Instruction:
Count up the lines in the following listing that hold the word "Project", then give only that count.

[Dataset items]

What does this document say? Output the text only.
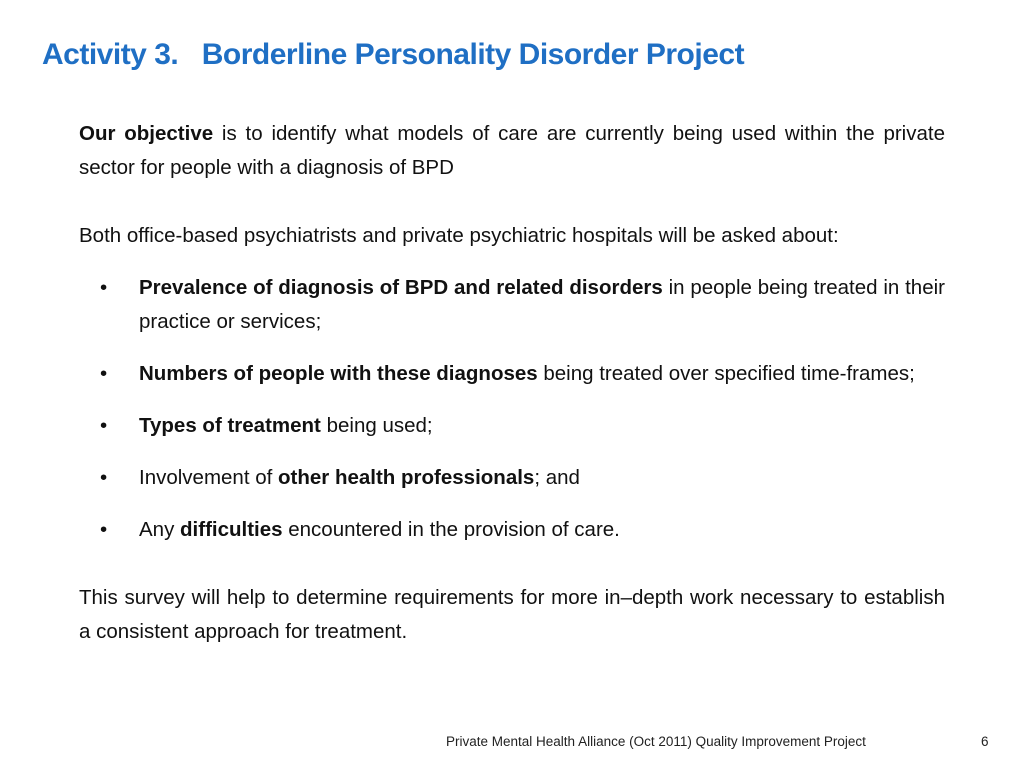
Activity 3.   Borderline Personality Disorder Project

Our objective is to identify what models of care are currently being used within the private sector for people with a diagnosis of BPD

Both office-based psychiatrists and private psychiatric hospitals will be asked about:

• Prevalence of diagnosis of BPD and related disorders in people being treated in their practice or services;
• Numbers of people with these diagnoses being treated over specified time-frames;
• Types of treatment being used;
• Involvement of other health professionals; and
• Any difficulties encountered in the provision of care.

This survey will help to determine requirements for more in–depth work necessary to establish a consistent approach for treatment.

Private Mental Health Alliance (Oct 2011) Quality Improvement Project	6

Finished answer:
2